*Task objective:*
How many lines of these records hold the string "passado"? Reply with the number alone.

Stored entries
* * * * * * *

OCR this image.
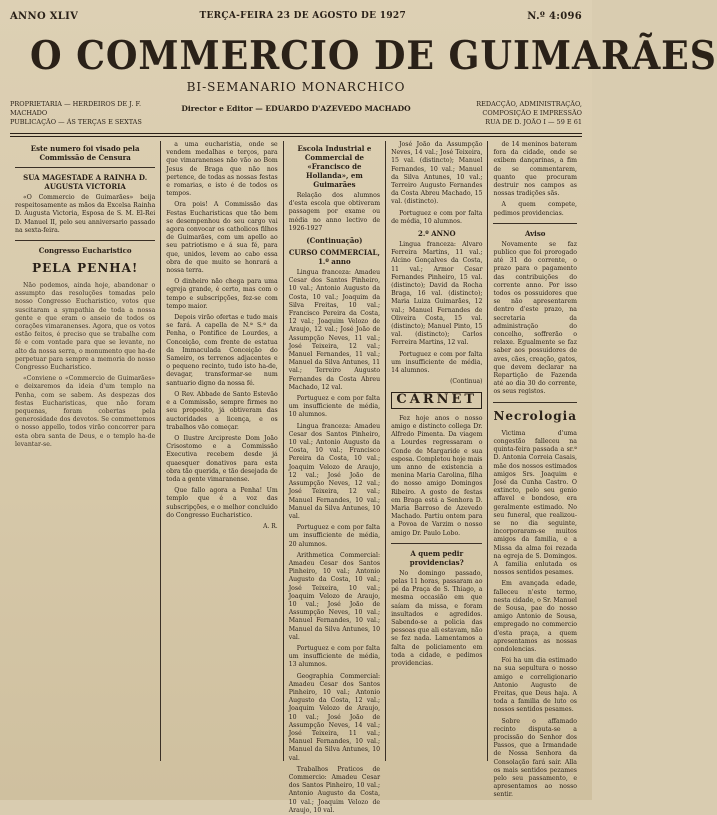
ANNO XLIV	TERÇA-FEIRA 23 DE AGOSTO DE 1927	N.º 4:096
O COMMERCIO DE GUIMARÃES
BI-SEMANARIO MONARCHICO
PROPRIETARIA — HERDEIROS DE J. F. MACHADO
PUBLICAÇÃO — ÁS TERÇAS E SEXTAS
Director e Editor — EDUARDO D'AZEVEDO MACHADO	REDACÇÃO, ADMINISTRAÇÃO, COMPOSIÇÃO E IMPRESSÃO
RUA DE D. JOÃO I — 59 E 61
Este numero foi visado pela Commissão de Censura
SUA MAGESTADE A RAINHA D. AUGUSTA VICTORIA

«O Commercio de Guimarães» beija respeitosamente as mãos da Excelsa Rainha D. Augusta Victoria, Esposa de S. M. El-Rei D. Manuel II, pelo seu anniversario passado na sexta-feira.

Congresso Eucharistico
PELA PENHA!

Não podemos, ainda hoje, abandonar o assumpto das resoluções tomadas pelo nosso Congresso Eucharistico, votos que suscitaram a sympathia de toda a nossa gente e que eram o anseio de todos os corações vimaranenses. Agora, que os votos estão feitos, é preciso que se trabalhe com fé e com vontade para que se levante, no alto da nossa serra, o monumento que ha-de perpetuar para sempre a memoria do nosso Congresso Eucharistico.

«Conviene o «Commercio de Guimarães» e deixaremos da ideia d'um templo na Penha, com se sabem. As despezas dos festas Eucharisticas, que não foram pequenas, foram cobertas pela generosidade dos devotos. Se commettemos o nosso appello, todos virão concorrer para esta obra santa de Deus, e o templo ha-de levantar-se.

a uma eucharistia, onde se vendem medalhas e terços, para que vimaranenses não vão ao Bom Jesus de Braga que não nos pertence, de todas as nossas festas e romarias, e isto é de todos os tempos.

Ora pois! A Commissão das Festas Eucharisticas que tão bem se desempenhou do seu cargo vai agora convocar os catholicos filhos de Guimarães, com um apello ao seu patriotismo e á sua fé, para que, unidos, levem ao cabo essa obra de que muito se honrará a nossa terra.

O dinheiro não chega para uma egreja grande, é certo, mas com o tempo e subscripções, fez-se com tempo maior.

Depois virão ofertas e tudo mais se fará. A capella de N.ª S.ª da Penha, o Pontifice de Lourdes, a Conceição, com frente de estatua da Immaculada Conceição do Sameiro, os terrenos adjacentes e o pequeno recinto, tudo isto ha-de, devagar, transformar-se num santuario digno da nossa fé.

O Rev. Abbade de Santo Estevão e a Commissão, sempre firmes no seu proposito, já obtiveram das auctoridades a licença, e os trabalhos vão começar.

O Ilustre Arcipreste Dom João Crisostomo e a Commissão Executiva recebem desde já quaesquer donativos para esta obra tão querida, e tão desejada de toda a gente vimaranense.

Que fallo agora a Penha! Um templo que é a voz das subscripções, e o melhor concluido do Congresso Eucharistico.

A. R.
Escola Industrial e Commercial de «Francisco de Hollanda», em Guimarães

Relação dos alumnos d'esta escola que obtiveram passagem por exame ou média no anno lectivo de 1926-1927

(Continuação)
CURSO COMMERCIAL, 1.º anno

Lingua franceza: Amadeu Cesar dos Santos Pinheiro, 10 val.; Antonio Augusto da Costa, 10 val.; Joaquim da Silva Freitas, 10 val.; Francisco Pereira da Costa, 12 val.; Joaquim Velozo de Araujo, 12 val.; José João de Assumpção Neves, 11 val.; José Teixeira, 12 val.; Manuel Fernandes, 11 val.; Manuel da Silva Antunes, 11 val.; Terreiro Augusto Fernandes da Costa Abreu Machado, 12 val.

Portuguez e com por falta um insufficiente de média, 10 alumnos.

Lingua franceza: Amadeu Cesar dos Santos Pinheiro, 10 val.; Antonio Augusto da Costa, 10 val.; Francisco Pereira da Costa, 10 val.; Joaquim Velozo de Araujo, 12 val.; José João de Assumpção Neves, 12 val.; José Teixeira, 12 val.; Manuel Fernandes, 10 val.; Manuel da Silva Antunes, 10 val.

Portuguez e com por falta um insufficiente de média, 20 alumnos.

Arithmetica Commercial: Amadeu Cesar dos Santos Pinheiro, 10 val.; Antonio Augusto da Costa, 10 val.; José Teixeira, 10 val.; Joaquim Velozo de Araujo, 10 val.; José João de Assumpção Neves, 10 val.; Manuel Fernandes, 10 val.; Manuel da Silva Antunes, 10 val.

Portuguez e com por falta um insufficiente de média, 13 alumnos.

Geographia Commercial: Amadeu Cesar dos Santos Pinheiro, 10 val.; Antonio Augusto da Costa, 12 val.; Joaquim Velozo de Araujo, 10 val.; José João de Assumpção Neves, 14 val.; José Teixeira, 11 val.; Manuel Fernandes, 10 val.; Manuel da Silva Antunes, 10 val.

Trabalhos Praticos de Commercio: Amadeu Cesar dos Santos Pinheiro, 10 val.; Antonio Augusto da Costa, 10 val.; Joaquim Velozo de Araujo, 10 val.

José João da Assumpção Neves, 14 val.; José Teixeira, 15 val. (distincto); Manuel Fernandes, 10 val.; Manuel da Silva Antunes, 10 val.; Terreiro Augusto Fernandes da Costa Abreu Machado, 15 val. (distincto).

Portuguez e com por falta de média, 10 alumnos.

2.º ANNO

Lingua franceza: Alvaro Ferreira Martins, 11 val.; Alcino Gonçalves da Costa, 11 val.; Armor Cesar Fernandes Pinheiro, 15 val. (distincto); David da Rocha Braga, 16 val. (distincto); Maria Luiza Guimarães, 12 val.; Manuel Fernandes de Oliveira Costa, 15 val. (distincto); Manuel Pinto, 15 val. (distincto); Carlos Ferreira Martins, 12 val.

Portuguez e com por falta um insufficiente de média, 14 alumnos.

(Continua)
CARNET

Fez hoje anos o nosso amigo e distincto collega Dr. Alfredo Pimenta. Da viagem a Lourdes regressaram o Conde de Margaride e sua esposa. Completou hoje mais um anno de existencia a menina Maria Carolina, filha do nosso amigo Domingos Ribeiro. A gosto de festas em Braga está a Senhora D. Maria Barroso de Azevedo Machado. Partiu ontem para a Povoa de Varzim o nosso amigo Dr. Paulo Lobo.

A quem pedir providencias?

No domingo passado, pelas 11 horas, passaram ao pé da Praça de S. Thiago, a mesma occasião em que saíam da missa, e foram insultados e agredidos. Sabendo-se a policia das pessoas que ali estavam, não se fez nada. Lamentamos a falta de policiamento em toda a cidade, e pedimos providencias.

de 14 meninos bateram fora da cidade, onde se exibem dançarinas, a fim de se commentarem, quanto que procuram destruir nos campos as nossas tradições sãs.

A quem compete, pedimos providencias.

Aviso

Novamente se faz publico que foi prorogado até 31 do corrente, o prazo para o pagamento das contribuições do corrente anno. Por isso todos os possuidores que se não apresentarem dentro d'este prazo, na secretaria da administração do concelho, soffrerão o relaxe. Egualmente se faz saber aos possuidores de aves, cães, creação, gatos, que devem declarar na Repartição de Fazenda até ao dia 30 do corrente, os seus registos.

Necrologia

Victima d'uma congestão falleceu na quinta-feira passada a sr.ª D. Antonia Correia Casais, mãe dos nossos estimados amigos Srs. Joaquim e José da Cunha Castro. O extincto, pelo seu genio affavel e bondoso, era geralmente estimado. No seu funeral, que realizou-se no dia seguinte, incorporaram-se muitos amigos da familia, e a Missa da alma foi rezada na egreja de S. Domingos. A familia enlutada os nossos sentidos pesames.

Em avançada edade, falleceu n'este termo, nesta cidade, o Sr. Manuel de Sousa, pae do nosso amigo Antonio de Sousa, empregado no commercio d'esta praça, a quem apresentamos as nossas condolencias.

Foi ha um dia estimado na sua sepultura o nosso amigo e correligionario Antonio Augusto de Freitas, que Deus haja. A toda a familia de luto os nossos sentidos pesames.

Sobre o affamado recinto disputa-se a procissão do Senhor dos Passos, que a Irmandade de Nossa Senhora da Consolação fará sair. Alla os mais sentidos pezames pelo seu passamento, e apresentamos ao nosso sentir.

* * * * * * *

*Final result:*
2